>>

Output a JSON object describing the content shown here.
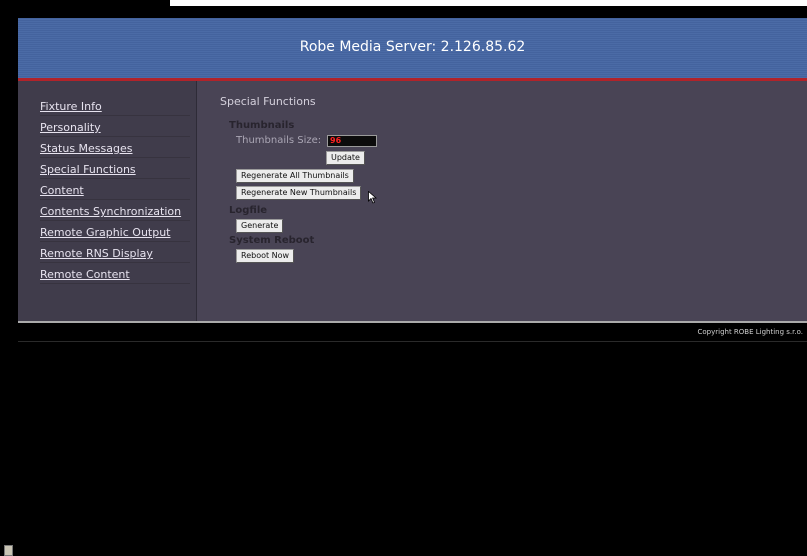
{
  "header": {
    "title": "Robe Media Server: 2.126.85.62"
  },
  "sidebar": {
    "items": [
      {
        "label": "Fixture Info"
      },
      {
        "label": "Personality"
      },
      {
        "label": "Status Messages"
      },
      {
        "label": "Special Functions"
      },
      {
        "label": "Content"
      },
      {
        "label": "Contents Synchronization"
      },
      {
        "label": "Remote Graphic Output"
      },
      {
        "label": "Remote RNS Display"
      },
      {
        "label": "Remote Content"
      }
    ]
  },
  "main": {
    "section_title": "Special Functions",
    "thumbnails": {
      "heading": "Thumbnails",
      "size_label": "Thumbnails Size:",
      "size_value": "96",
      "update_label": "Update",
      "regen_all_label": "Regenerate All Thumbnails",
      "regen_new_label": "Regenerate New Thumbnails"
    },
    "logfile": {
      "heading": "Logfile",
      "generate_label": "Generate"
    },
    "reboot": {
      "heading": "System Reboot",
      "reboot_label": "Reboot Now"
    }
  },
  "footer": {
    "copyright": "Copyright ROBE Lighting s.r.o."
  },
  "colors": {
    "header_bg": "#4b6ba6",
    "accent_rule": "#b1232a",
    "panel_bg": "#494455",
    "sidebar_bg": "#403c4b"
  }
}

<<

Pull every line containing "Output" out of the data above.

Output a JSON object describing the content shown here.
        "label": "Remote Graphic Output"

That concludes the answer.